### Required work
Transcribe the material word for word, but without the images.

-- Start of Records shown --

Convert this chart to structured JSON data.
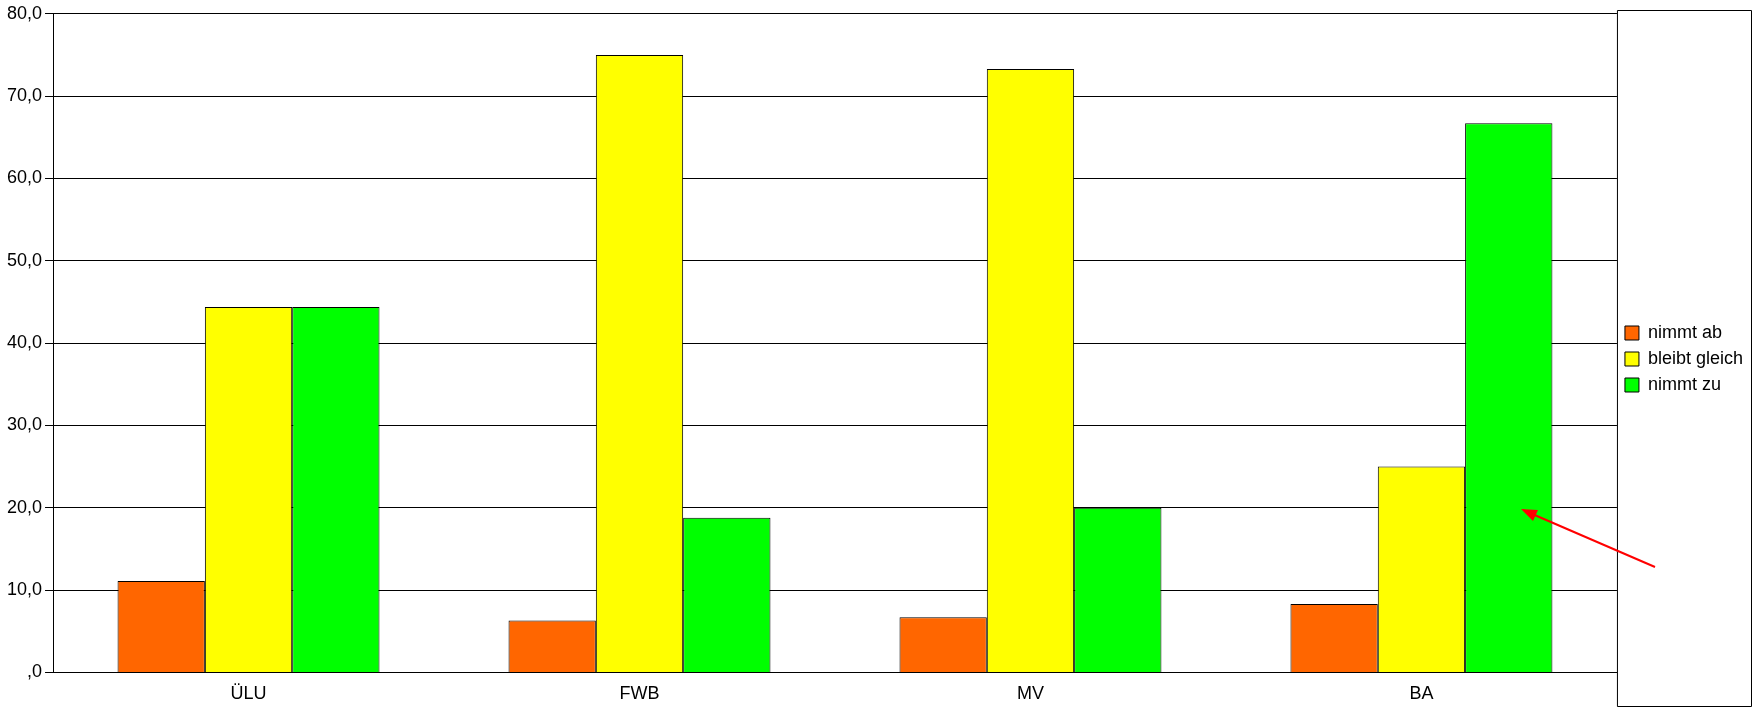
{
  "chart_data": {
    "type": "bar",
    "categories": [
      "ÜLU",
      "FWB",
      "MV",
      "BA"
    ],
    "series": [
      {
        "name": "nimmt ab",
        "color": "#ff6600",
        "values": [
          11.1,
          6.3,
          6.7,
          8.3
        ]
      },
      {
        "name": "bleibt gleich",
        "color": "#ffff00",
        "values": [
          44.4,
          75.0,
          73.3,
          25.0
        ]
      },
      {
        "name": "nimmt zu",
        "color": "#00ff00",
        "values": [
          44.4,
          18.8,
          20.0,
          66.7
        ]
      }
    ],
    "ylim": [
      0,
      80
    ],
    "yticks": [
      {
        "value": 0,
        "label": ",0"
      },
      {
        "value": 10,
        "label": "10,0"
      },
      {
        "value": 20,
        "label": "20,0"
      },
      {
        "value": 30,
        "label": "30,0"
      },
      {
        "value": 40,
        "label": "40,0"
      },
      {
        "value": 50,
        "label": "50,0"
      },
      {
        "value": 60,
        "label": "60,0"
      },
      {
        "value": 70,
        "label": "70,0"
      },
      {
        "value": 80,
        "label": "80,0"
      }
    ],
    "grid": "y",
    "legend": "right"
  }
}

-- End of Records shown --

### Output of the exercise
Convert this chart to structured JSON data.
{
  "chart_data": {
    "type": "bar",
    "categories": [
      "ÜLU",
      "FWB",
      "MV",
      "BA"
    ],
    "series": [
      {
        "name": "nimmt ab",
        "color": "#ff6600",
        "values": [
          11.1,
          6.3,
          6.7,
          8.3
        ]
      },
      {
        "name": "bleibt gleich",
        "color": "#ffff00",
        "values": [
          44.4,
          75.0,
          73.3,
          25.0
        ]
      },
      {
        "name": "nimmt zu",
        "color": "#00ff00",
        "values": [
          44.4,
          18.8,
          20.0,
          66.7
        ]
      }
    ],
    "ylim": [
      0,
      80
    ],
    "yticks": [
      {
        "value": 0,
        "label": ",0"
      },
      {
        "value": 10,
        "label": "10,0"
      },
      {
        "value": 20,
        "label": "20,0"
      },
      {
        "value": 30,
        "label": "30,0"
      },
      {
        "value": 40,
        "label": "40,0"
      },
      {
        "value": 50,
        "label": "50,0"
      },
      {
        "value": 60,
        "label": "60,0"
      },
      {
        "value": 70,
        "label": "70,0"
      },
      {
        "value": 80,
        "label": "80,0"
      }
    ],
    "grid": "y",
    "legend": "right"
  }
}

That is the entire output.